**Task prompt**
Swap "path-waypoint" for "route-waypoint" in the records starting at the line containing "obstacle-block (1091, 473, 1115, 697)" and ending at the line containing "tree-node (1367, 891, 1374, 898)", and give only those lines with everything else unchanged.
━━━━━━━━━━━━━━━━
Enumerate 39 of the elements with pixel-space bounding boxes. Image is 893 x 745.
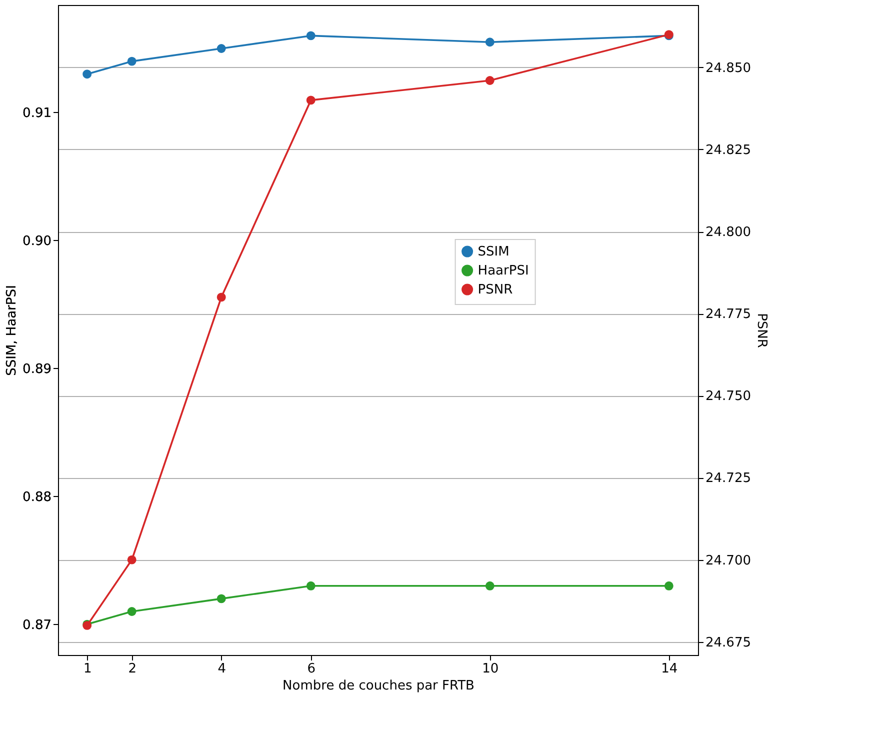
y2-axis-title: PSNR bbox=[754, 313, 769, 348]
point bbox=[306, 581, 316, 590]
point bbox=[127, 607, 136, 616]
y-tick-label: 0.88 bbox=[22, 490, 52, 505]
y2-tick-label: 24.775 bbox=[706, 307, 751, 322]
y2-tick-label: 24.825 bbox=[706, 142, 751, 158]
point bbox=[82, 70, 92, 79]
point bbox=[127, 555, 136, 564]
y2-tick-label: 24.675 bbox=[706, 635, 751, 650]
point bbox=[664, 581, 674, 590]
y-tick-label: 0.91 bbox=[22, 106, 52, 121]
point bbox=[485, 76, 494, 85]
point bbox=[485, 38, 494, 47]
legend-label: PSNR bbox=[478, 282, 513, 298]
legend-label: HaarPSI bbox=[478, 264, 529, 278]
y2-tick-label: 24.700 bbox=[706, 553, 751, 568]
x-tick-label: 14 bbox=[661, 662, 678, 676]
y2-tick-label: 24.750 bbox=[706, 389, 751, 404]
y2-tick-label: 24.725 bbox=[706, 471, 751, 486]
point bbox=[216, 594, 226, 604]
y-tick-label: 0.89 bbox=[22, 362, 52, 377]
x-tick-label: 4 bbox=[218, 662, 226, 676]
legend-label: SSIM bbox=[478, 244, 510, 260]
x-tick-label: 6 bbox=[307, 662, 316, 676]
point bbox=[216, 44, 226, 53]
point bbox=[216, 292, 226, 302]
point bbox=[306, 31, 316, 40]
x-axis-title: Nombre de couches par FRTB bbox=[282, 678, 474, 694]
point bbox=[485, 581, 494, 590]
x-tick-label: 10 bbox=[482, 662, 499, 676]
point bbox=[127, 56, 136, 66]
y2-tick-label: 24.850 bbox=[706, 60, 751, 76]
y-tick-label: 0.87 bbox=[22, 618, 52, 633]
y-axis-title: SSIM, HaarPSI bbox=[4, 285, 20, 376]
x-tick-label: 2 bbox=[128, 662, 136, 676]
x-tick-label: 1 bbox=[83, 662, 92, 676]
y2-tick-label: 24.800 bbox=[706, 225, 751, 240]
y-tick-label: 0.90 bbox=[22, 234, 52, 249]
point bbox=[306, 96, 316, 105]
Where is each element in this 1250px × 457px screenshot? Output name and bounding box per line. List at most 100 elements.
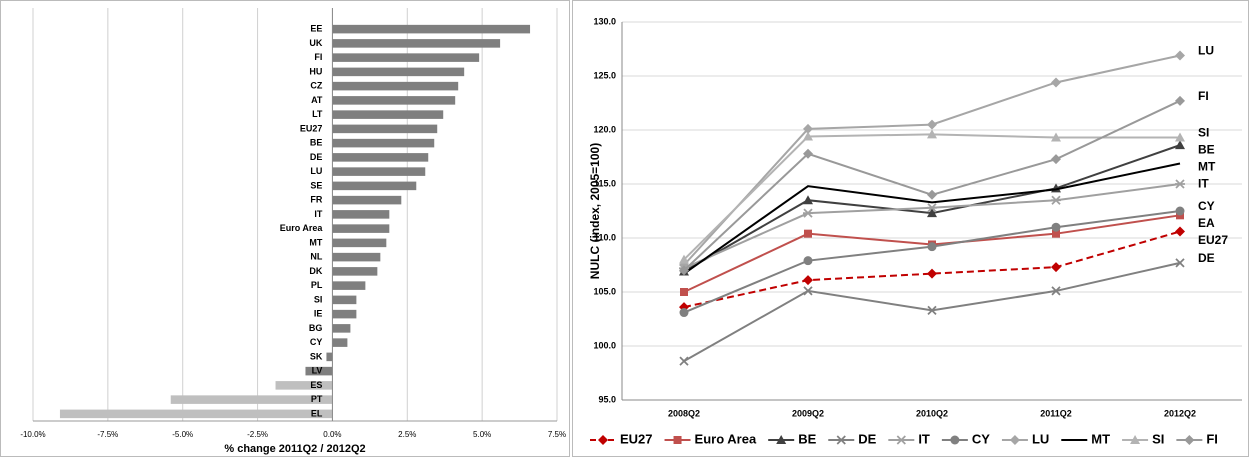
- point-stroke: [803, 286, 813, 296]
- point: [803, 256, 813, 266]
- bar: [332, 24, 531, 34]
- end-label: MT: [1198, 160, 1216, 174]
- point: [927, 129, 937, 139]
- bar: [332, 167, 426, 176]
- legend-label: IT: [918, 431, 930, 446]
- y-tick-label: FR: [310, 195, 322, 205]
- point: [1051, 154, 1061, 165]
- legend-label: LU: [1032, 431, 1049, 446]
- y-tick-label: HU: [309, 66, 322, 76]
- left-panel: [0, 0, 570, 457]
- point: [927, 203, 937, 213]
- legend-label: BE: [798, 431, 816, 446]
- point: [803, 148, 813, 159]
- point: [680, 288, 688, 296]
- bar: [332, 110, 444, 119]
- x-tick-label: 2011Q2: [1040, 408, 1072, 418]
- point: [679, 356, 689, 366]
- legend-label: FI: [1206, 431, 1218, 446]
- legend-label: SI: [1152, 431, 1164, 446]
- end-label: BE: [1198, 143, 1215, 157]
- point: [1175, 140, 1185, 150]
- y-tick-label: SE: [310, 180, 322, 190]
- y-tick-label: 115.0: [594, 178, 616, 188]
- point-stroke: [679, 356, 689, 366]
- bar: [332, 224, 390, 233]
- y-tick-label: MT: [309, 237, 322, 247]
- series-line: [683, 230, 1181, 309]
- point: [803, 275, 813, 286]
- point: [803, 123, 813, 134]
- y-tick-label: EU27: [300, 123, 323, 133]
- point: [836, 435, 846, 445]
- point: [679, 254, 689, 264]
- point: [1175, 132, 1185, 142]
- y-tick-label: AT: [311, 95, 323, 105]
- point: [803, 286, 813, 296]
- y-tick-label: NL: [310, 252, 322, 262]
- right-panel: [572, 0, 1249, 457]
- y-tick-label: ES: [310, 380, 322, 390]
- bar: [332, 181, 417, 191]
- point: [1175, 50, 1185, 61]
- point: [1051, 132, 1061, 142]
- end-label: EU27: [1198, 233, 1228, 247]
- y-tick-label: 125.0: [593, 70, 616, 80]
- point: [1054, 187, 1058, 191]
- bar: [332, 138, 435, 148]
- point: [927, 268, 937, 279]
- point: [927, 242, 937, 252]
- x-tick-label: -10.0%: [20, 430, 45, 439]
- point: [806, 184, 810, 188]
- y-tick-label: 120.0: [593, 124, 616, 134]
- y-tick-label: IE: [314, 309, 323, 319]
- point: [1175, 179, 1185, 189]
- bar: [326, 352, 333, 362]
- point: [927, 305, 937, 315]
- point: [673, 436, 682, 444]
- legend-label: MT: [1091, 431, 1110, 446]
- point-stroke: [927, 305, 937, 315]
- x-tick-label: 0.0%: [323, 430, 341, 439]
- legend-label: Euro Area: [695, 431, 757, 446]
- bar: [305, 366, 333, 376]
- bar: [332, 281, 366, 290]
- bar: [332, 324, 351, 333]
- point: [896, 435, 907, 445]
- y-tick-label: Euro Area: [280, 223, 324, 233]
- point: [1175, 226, 1185, 237]
- y-tick-label: DK: [309, 266, 322, 276]
- bar: [332, 238, 387, 248]
- y-tick-label: SI: [314, 294, 323, 304]
- end-label: CY: [1198, 199, 1215, 213]
- y-tick-label: FI: [314, 52, 322, 62]
- point: [1051, 222, 1061, 232]
- point: [1184, 435, 1195, 445]
- end-label: DE: [1198, 251, 1215, 265]
- bar: [332, 39, 501, 48]
- bar: [332, 195, 402, 205]
- x-tick-label: 2008Q2: [668, 408, 700, 418]
- y-tick-label: LV: [312, 366, 323, 376]
- x-tick-label: 2.5%: [398, 430, 416, 439]
- bar: [332, 295, 357, 305]
- x-tick-label: 7.5%: [548, 430, 566, 439]
- point: [1009, 435, 1020, 445]
- point: [679, 265, 689, 276]
- bar: [332, 210, 390, 219]
- y-tick-label: LT: [312, 109, 323, 119]
- legend-label: CY: [972, 431, 990, 446]
- point: [930, 200, 934, 204]
- end-label: SI: [1198, 126, 1209, 140]
- y-tick-label: EE: [310, 24, 322, 34]
- y-tick-label: 100.0: [593, 340, 616, 350]
- bar: [332, 252, 381, 262]
- point-stroke: [1175, 258, 1185, 268]
- point: [1051, 77, 1061, 88]
- series-line: [683, 162, 1181, 275]
- y-tick-label: PL: [311, 280, 323, 290]
- y-tick-label: 105.0: [593, 286, 616, 296]
- x-axis-title: % change 2011Q2 / 2012Q2: [224, 443, 365, 455]
- point: [927, 189, 937, 200]
- end-label: EA: [1198, 216, 1215, 230]
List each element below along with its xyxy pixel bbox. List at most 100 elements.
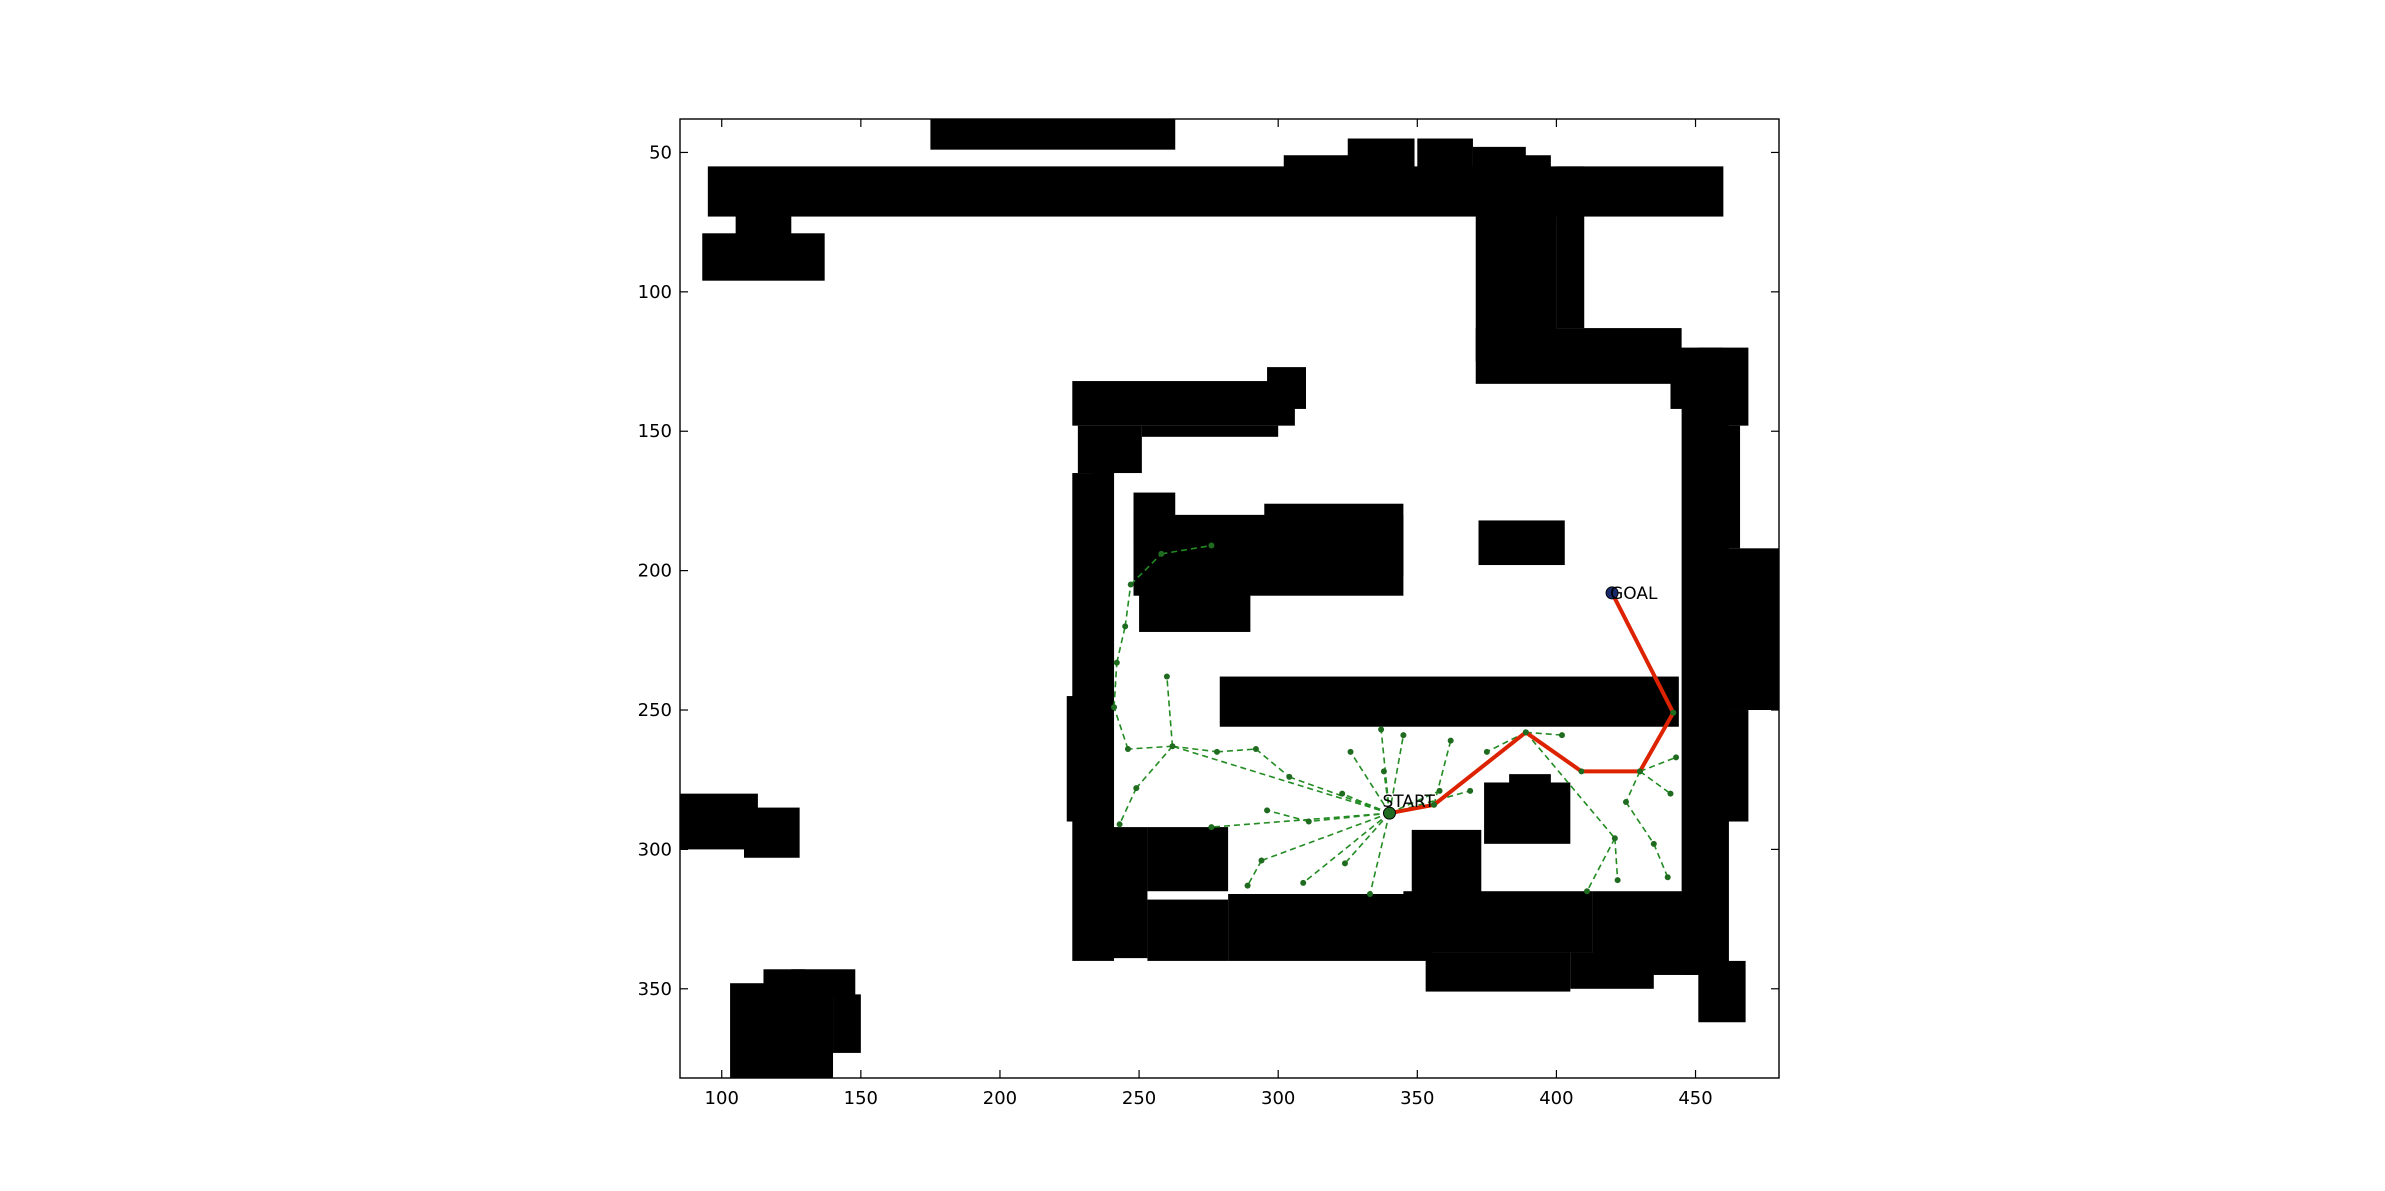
obstacle-block (1091, 473, 1115, 697)
tree-node (1113, 659, 1120, 666)
obstacle-block (1712, 548, 1779, 711)
y-tick-label: 300 (638, 839, 672, 860)
tree-node (1622, 799, 1629, 806)
obstacle-block (1066, 696, 1092, 822)
tree-node (1558, 732, 1565, 739)
path-waypoint (1578, 768, 1585, 775)
tree-edge (1113, 706, 1129, 750)
tree-edge (1614, 838, 1619, 881)
tree-node (1367, 891, 1374, 898)
tree-edge (1172, 745, 1390, 814)
obstacle-block (1228, 894, 1432, 961)
tree-node (1116, 821, 1123, 828)
obstacle-block (1712, 425, 1741, 549)
obstacle-block (1478, 520, 1565, 566)
obstacle-block (1147, 899, 1229, 961)
y-tick-label: 200 (638, 561, 672, 582)
obstacle-block (1411, 829, 1482, 900)
tree-edge (1341, 792, 1390, 814)
x-tick-label: 150 (844, 1088, 878, 1109)
tree-node (1483, 748, 1490, 755)
obstacle-block (833, 994, 861, 1053)
tree-node (1286, 773, 1293, 780)
tree-node (1614, 877, 1621, 884)
obstacle-block (1425, 952, 1571, 992)
obstacle-block (930, 119, 1176, 150)
tree-edge (1653, 843, 1669, 878)
obstacle-block (735, 210, 792, 237)
obstacle-block (1509, 774, 1551, 797)
tree-edge (1625, 801, 1655, 845)
tree-edge (1124, 584, 1132, 627)
tree-node (1124, 746, 1131, 753)
x-tick-label: 400 (1539, 1088, 1573, 1109)
tree-edge (1344, 812, 1391, 864)
obstacle-block (1141, 425, 1279, 437)
tree-node (1258, 857, 1265, 864)
y-tick-label: 100 (638, 282, 672, 303)
y-tick-label: 350 (638, 979, 672, 1000)
tree-node (1264, 807, 1271, 814)
obstacle-block (1267, 367, 1307, 409)
obstacle-block (791, 969, 856, 998)
tree-edge (1639, 756, 1677, 773)
tree-node (1305, 818, 1312, 825)
endpoint-markers: START GOAL (1382, 584, 1658, 820)
x-tick-label: 350 (1400, 1088, 1434, 1109)
tree-edge (1486, 731, 1527, 753)
tree-node (1133, 785, 1140, 792)
obstacle-block (1556, 166, 1585, 329)
obstacle-block (1077, 425, 1142, 474)
tree-edge (1172, 745, 1218, 753)
tree-edge (1266, 809, 1310, 823)
x-tick-label: 300 (1261, 1088, 1295, 1109)
tree-node (1300, 879, 1307, 886)
tree-edge (1116, 626, 1126, 663)
y-tick-label: 150 (638, 421, 672, 442)
y-tick-label: 50 (649, 142, 672, 163)
tree-edge (1113, 662, 1118, 708)
path-waypoint (1670, 709, 1677, 716)
obstacle-block (1403, 891, 1593, 953)
tree-node (1467, 787, 1474, 794)
x-tick-label: 100 (705, 1088, 739, 1109)
obstacle-block (702, 233, 825, 281)
start-marker (1382, 806, 1396, 820)
tree-node (1380, 768, 1387, 775)
goal-marker (1605, 586, 1619, 600)
obstacle-block (1147, 827, 1229, 892)
tree-node (1213, 748, 1220, 755)
tree-node (1611, 835, 1618, 842)
start-label: START (1382, 792, 1435, 812)
tree-edge (1369, 812, 1391, 895)
obstacle-block (1072, 381, 1295, 426)
tree-node (1252, 746, 1259, 753)
tree-node (1208, 542, 1215, 549)
tree-node (1111, 704, 1118, 711)
obstacle-block (1570, 952, 1654, 989)
tree-edge (1525, 731, 1616, 839)
tree-edge (1166, 676, 1174, 747)
obstacle-block (1475, 328, 1682, 384)
obstacle-block (1417, 138, 1473, 181)
obstacle-block (730, 983, 834, 1078)
path-waypoint (1430, 801, 1437, 808)
tree-node (1436, 787, 1443, 794)
obstacle-block (1472, 146, 1526, 181)
tree-edge (1639, 770, 1671, 795)
obstacle-block (743, 807, 800, 858)
tree-node (1664, 874, 1671, 881)
x-tick-label: 200 (983, 1088, 1017, 1109)
tree-node (1127, 581, 1134, 588)
tree-edge (1261, 812, 1390, 862)
tree-node (1163, 673, 1170, 680)
obstacle-block (1219, 676, 1679, 727)
tree-edge (1161, 544, 1212, 555)
tree-node (1378, 726, 1385, 733)
obstacle-block (1347, 138, 1415, 181)
obstacle-block (1088, 827, 1148, 959)
x-tick-label: 450 (1678, 1088, 1712, 1109)
tree-edge (1127, 745, 1173, 750)
obstacle-block (1523, 155, 1551, 181)
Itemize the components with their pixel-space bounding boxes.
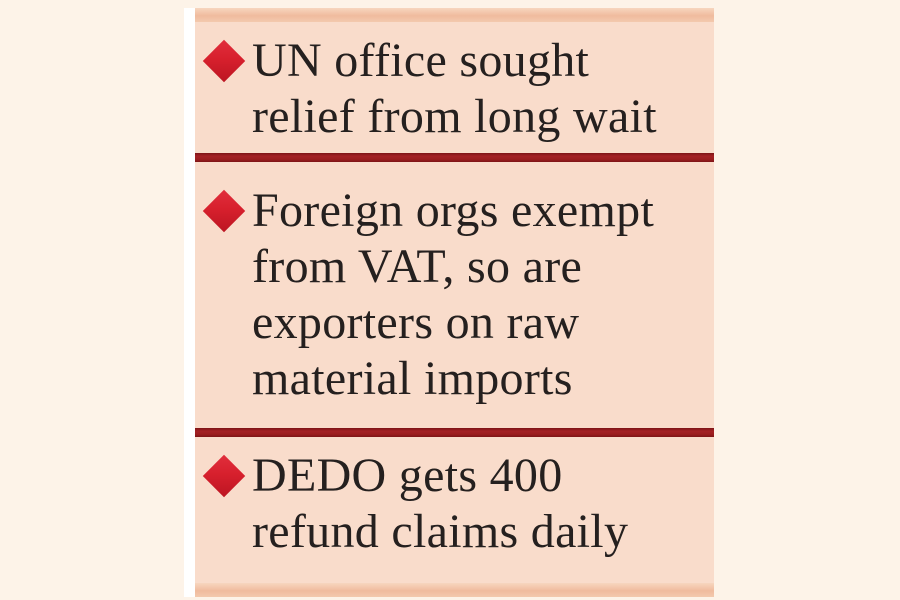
bottom-band <box>195 583 714 597</box>
bullet-item: UN office sought relief from long wait <box>195 33 657 145</box>
section-divider <box>195 153 714 162</box>
bullet-line: Foreign orgs exempt <box>252 184 655 237</box>
info-panel: UN office sought relief from long wait F… <box>184 8 714 597</box>
section-divider <box>195 428 714 437</box>
bullet-line: DEDO gets 400 <box>252 449 563 502</box>
top-band <box>195 8 714 22</box>
bullet-item: Foreign orgs exempt from VAT, so are exp… <box>195 183 654 407</box>
bullet-item: DEDO gets 400 refund claims daily <box>195 448 628 560</box>
bullet-line: exporters on raw <box>252 296 580 349</box>
bullet-line: relief from long wait <box>252 90 657 143</box>
diamond-bullet-icon <box>195 448 252 504</box>
bullet-line: refund claims daily <box>252 505 629 558</box>
diamond-bullet-icon <box>195 33 252 89</box>
bullet-line: UN office sought <box>252 34 590 87</box>
bullet-text: UN office sought relief from long wait <box>252 33 657 145</box>
bullet-line: from VAT, so are <box>252 240 583 293</box>
bullet-text: DEDO gets 400 refund claims daily <box>252 448 628 560</box>
bullet-line: material imports <box>252 352 573 405</box>
diamond-bullet-icon <box>195 183 252 239</box>
bullet-text: Foreign orgs exempt from VAT, so are exp… <box>252 183 654 407</box>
━━━━━━━━━━━━━━━━
**Reply to the exercise**
obstacle-block (1091, 473, 1115, 697)
tree-node (1113, 659, 1120, 666)
obstacle-block (1712, 548, 1779, 711)
y-tick-label: 300 (638, 839, 672, 860)
tree-node (1622, 799, 1629, 806)
obstacle-block (1066, 696, 1092, 822)
tree-node (1558, 732, 1565, 739)
route-waypoint (1578, 768, 1585, 775)
tree-edge (1113, 706, 1129, 750)
tree-edge (1614, 838, 1619, 881)
tree-node (1367, 891, 1374, 898)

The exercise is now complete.